Quote all of the entries word for word.
═════ Listing
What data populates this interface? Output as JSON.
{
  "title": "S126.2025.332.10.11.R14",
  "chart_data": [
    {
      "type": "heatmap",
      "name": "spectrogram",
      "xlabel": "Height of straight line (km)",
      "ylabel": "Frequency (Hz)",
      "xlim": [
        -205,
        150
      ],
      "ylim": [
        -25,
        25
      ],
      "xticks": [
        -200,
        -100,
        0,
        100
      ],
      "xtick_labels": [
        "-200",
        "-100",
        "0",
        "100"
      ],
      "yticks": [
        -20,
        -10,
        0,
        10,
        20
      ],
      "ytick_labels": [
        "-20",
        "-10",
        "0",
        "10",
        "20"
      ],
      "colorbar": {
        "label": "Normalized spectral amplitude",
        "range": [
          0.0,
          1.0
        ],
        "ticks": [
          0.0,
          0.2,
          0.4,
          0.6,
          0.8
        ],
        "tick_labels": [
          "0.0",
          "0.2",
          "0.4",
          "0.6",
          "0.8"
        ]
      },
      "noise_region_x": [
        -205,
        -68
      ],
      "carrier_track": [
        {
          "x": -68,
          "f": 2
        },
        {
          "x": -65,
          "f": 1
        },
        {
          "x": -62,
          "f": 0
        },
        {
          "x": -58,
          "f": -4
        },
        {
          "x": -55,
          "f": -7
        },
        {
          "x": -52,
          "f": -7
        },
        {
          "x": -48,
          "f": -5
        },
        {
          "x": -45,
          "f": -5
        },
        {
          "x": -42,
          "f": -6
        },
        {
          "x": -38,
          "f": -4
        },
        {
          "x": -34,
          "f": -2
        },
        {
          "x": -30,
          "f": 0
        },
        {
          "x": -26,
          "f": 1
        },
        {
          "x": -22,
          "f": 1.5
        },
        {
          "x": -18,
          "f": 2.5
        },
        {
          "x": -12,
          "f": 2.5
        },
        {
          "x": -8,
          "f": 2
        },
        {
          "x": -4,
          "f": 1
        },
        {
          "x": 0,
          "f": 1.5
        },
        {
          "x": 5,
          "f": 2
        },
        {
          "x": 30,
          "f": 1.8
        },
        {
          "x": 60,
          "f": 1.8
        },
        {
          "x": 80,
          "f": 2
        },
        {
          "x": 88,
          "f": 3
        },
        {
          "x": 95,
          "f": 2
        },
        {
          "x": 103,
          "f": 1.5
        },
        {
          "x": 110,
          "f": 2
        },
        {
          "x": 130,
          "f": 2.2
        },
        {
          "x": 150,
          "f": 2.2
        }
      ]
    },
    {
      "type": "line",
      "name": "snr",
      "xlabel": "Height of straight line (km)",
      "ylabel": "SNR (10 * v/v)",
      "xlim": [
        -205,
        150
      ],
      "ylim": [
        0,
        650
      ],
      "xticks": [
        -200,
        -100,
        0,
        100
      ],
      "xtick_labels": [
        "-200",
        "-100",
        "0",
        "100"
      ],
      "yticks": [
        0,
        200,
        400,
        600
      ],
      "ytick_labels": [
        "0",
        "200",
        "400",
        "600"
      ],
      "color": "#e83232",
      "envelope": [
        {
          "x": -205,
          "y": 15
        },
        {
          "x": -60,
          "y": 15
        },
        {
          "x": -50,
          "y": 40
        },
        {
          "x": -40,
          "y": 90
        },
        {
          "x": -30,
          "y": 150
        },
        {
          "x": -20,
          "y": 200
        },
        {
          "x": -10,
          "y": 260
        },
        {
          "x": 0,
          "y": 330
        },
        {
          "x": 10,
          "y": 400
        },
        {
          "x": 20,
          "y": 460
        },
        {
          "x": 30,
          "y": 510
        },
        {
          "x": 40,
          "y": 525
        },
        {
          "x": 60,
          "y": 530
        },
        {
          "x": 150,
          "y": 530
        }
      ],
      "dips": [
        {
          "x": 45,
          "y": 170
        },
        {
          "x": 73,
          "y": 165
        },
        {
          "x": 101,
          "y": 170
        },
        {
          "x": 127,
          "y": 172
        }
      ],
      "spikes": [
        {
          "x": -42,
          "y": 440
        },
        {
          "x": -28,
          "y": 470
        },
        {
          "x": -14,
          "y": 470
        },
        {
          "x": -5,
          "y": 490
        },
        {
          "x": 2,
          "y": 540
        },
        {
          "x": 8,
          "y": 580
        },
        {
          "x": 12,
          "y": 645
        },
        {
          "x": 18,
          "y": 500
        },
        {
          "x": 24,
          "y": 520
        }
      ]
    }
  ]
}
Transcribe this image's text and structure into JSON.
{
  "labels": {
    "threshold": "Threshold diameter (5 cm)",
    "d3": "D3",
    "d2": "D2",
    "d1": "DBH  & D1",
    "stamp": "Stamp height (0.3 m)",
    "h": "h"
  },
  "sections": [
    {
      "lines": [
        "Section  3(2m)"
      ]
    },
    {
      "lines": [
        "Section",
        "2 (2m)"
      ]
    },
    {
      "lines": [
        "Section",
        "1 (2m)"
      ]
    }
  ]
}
══════════
> **Written answer**
What data populates this interface? Output as JSON.
{
  "title": "S126.2025.332.10.11.R14",
  "chart_data": [
    {
      "type": "heatmap",
      "name": "spectrogram",
      "xlabel": "Height of straight line (km)",
      "ylabel": "Frequency (Hz)",
      "xlim": [
        -205,
        150
      ],
      "ylim": [
        -25,
        25
      ],
      "xticks": [
        -200,
        -100,
        0,
        100
      ],
      "xtick_labels": [
        "-200",
        "-100",
        "0",
        "100"
      ],
      "yticks": [
        -20,
        -10,
        0,
        10,
        20
      ],
      "ytick_labels": [
        "-20",
        "-10",
        "0",
        "10",
        "20"
      ],
      "colorbar": {
        "label": "Normalized spectral amplitude",
        "range": [
          0.0,
          1.0
        ],
        "ticks": [
          0.0,
          0.2,
          0.4,
          0.6,
          0.8
        ],
        "tick_labels": [
          "0.0",
          "0.2",
          "0.4",
          "0.6",
          "0.8"
        ]
      },
      "noise_region_x": [
        -205,
        -68
      ],
      "carrier_track": [
        {
          "x": -68,
          "f": 2
        },
        {
          "x": -65,
          "f": 1
        },
        {
          "x": -62,
          "f": 0
        },
        {
          "x": -58,
          "f": -4
        },
        {
          "x": -55,
          "f": -7
        },
        {
          "x": -52,
          "f": -7
        },
        {
          "x": -48,
          "f": -5
        },
        {
          "x": -45,
          "f": -5
        },
        {
          "x": -42,
          "f": -6
        },
        {
          "x": -38,
          "f": -4
        },
        {
          "x": -34,
          "f": -2
        },
        {
          "x": -30,
          "f": 0
        },
        {
          "x": -26,
          "f": 1
        },
        {
          "x": -22,
          "f": 1.5
        },
        {
          "x": -18,
          "f": 2.5
        },
        {
          "x": -12,
          "f": 2.5
        },
        {
          "x": -8,
          "f": 2
        },
        {
          "x": -4,
          "f": 1
        },
        {
          "x": 0,
          "f": 1.5
        },
        {
          "x": 5,
          "f": 2
        },
        {
          "x": 30,
          "f": 1.8
        },
        {
          "x": 60,
          "f": 1.8
        },
        {
          "x": 80,
          "f": 2
        },
        {
          "x": 88,
          "f": 3
        },
        {
          "x": 95,
          "f": 2
        },
        {
          "x": 103,
          "f": 1.5
        },
        {
          "x": 110,
          "f": 2
        },
        {
          "x": 130,
          "f": 2.2
        },
        {
          "x": 150,
          "f": 2.2
        }
      ]
    },
    {
      "type": "line",
      "name": "snr",
      "xlabel": "Height of straight line (km)",
      "ylabel": "SNR (10 * v/v)",
      "xlim": [
        -205,
        150
      ],
      "ylim": [
        0,
        650
      ],
      "xticks": [
        -200,
        -100,
        0,
        100
      ],
      "xtick_labels": [
        "-200",
        "-100",
        "0",
        "100"
      ],
      "yticks": [
        0,
        200,
        400,
        600
      ],
      "ytick_labels": [
        "0",
        "200",
        "400",
        "600"
      ],
      "color": "#e83232",
      "envelope": [
        {
          "x": -205,
          "y": 15
        },
        {
          "x": -60,
          "y": 15
        },
        {
          "x": -50,
          "y": 40
        },
        {
          "x": -40,
          "y": 90
        },
        {
          "x": -30,
          "y": 150
        },
        {
          "x": -20,
          "y": 200
        },
        {
          "x": -10,
          "y": 260
        },
        {
          "x": 0,
          "y": 330
        },
        {
          "x": 10,
          "y": 400
        },
        {
          "x": 20,
          "y": 460
        },
        {
          "x": 30,
          "y": 510
        },
        {
          "x": 40,
          "y": 525
        },
        {
          "x": 60,
          "y": 530
        },
        {
          "x": 150,
          "y": 530
        }
      ],
      "dips": [
        {
          "x": 45,
          "y": 170
        },
        {
          "x": 73,
          "y": 165
        },
        {
          "x": 101,
          "y": 170
        },
        {
          "x": 127,
          "y": 172
        }
      ],
      "spikes": [
        {
          "x": -42,
          "y": 440
        },
        {
          "x": -28,
          "y": 470
        },
        {
          "x": -14,
          "y": 470
        },
        {
          "x": -5,
          "y": 490
        },
        {
          "x": 2,
          "y": 540
        },
        {
          "x": 8,
          "y": 580
        },
        {
          "x": 12,
          "y": 645
        },
        {
          "x": 18,
          "y": 500
        },
        {
          "x": 24,
          "y": 520
        }
      ]
    }
  ]
}
Transcribe this image's text and structure into JSON.
{
  "labels": {
    "threshold": "Threshold diameter (5 cm)",
    "d3": "D3",
    "d2": "D2",
    "d1": "DBH  & D1",
    "stamp": "Stamp height (0.3 m)",
    "h": "h"
  },
  "sections": [
    {
      "lines": [
        "Section  3(2m)"
      ]
    },
    {
      "lines": [
        "Section",
        "2 (2m)"
      ]
    },
    {
      "lines": [
        "Section",
        "1 (2m)"
      ]
    }
  ]
}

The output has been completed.